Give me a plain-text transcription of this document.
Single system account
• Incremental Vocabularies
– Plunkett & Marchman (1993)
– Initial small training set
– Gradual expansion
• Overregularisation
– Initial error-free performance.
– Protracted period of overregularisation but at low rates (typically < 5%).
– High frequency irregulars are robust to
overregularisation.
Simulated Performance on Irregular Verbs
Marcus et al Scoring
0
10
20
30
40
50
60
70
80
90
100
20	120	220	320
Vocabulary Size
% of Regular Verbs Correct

• REQUIREMENTS:
Quote all of the entries verbatim.

• OUTPUT FOR THIS EXERCISE:
Give me a plain-text transcription of this document.
Single system account
• Incremental Vocabularies
– Plunkett & Marchman (1993)
– Initial small training set
– Gradual expansion
• Overregularisation
– Initial error-free performance.
– Protracted period of overregularisation but at low rates (typically < 5%).
– High frequency irregulars are robust to
overregularisation.
Simulated Performance on Irregular Verbs
Marcus et al Scoring
0
10
20
30
40
50
60
70
80
90
100
20	120	220	320
Vocabulary Size
% of Regular Verbs Correct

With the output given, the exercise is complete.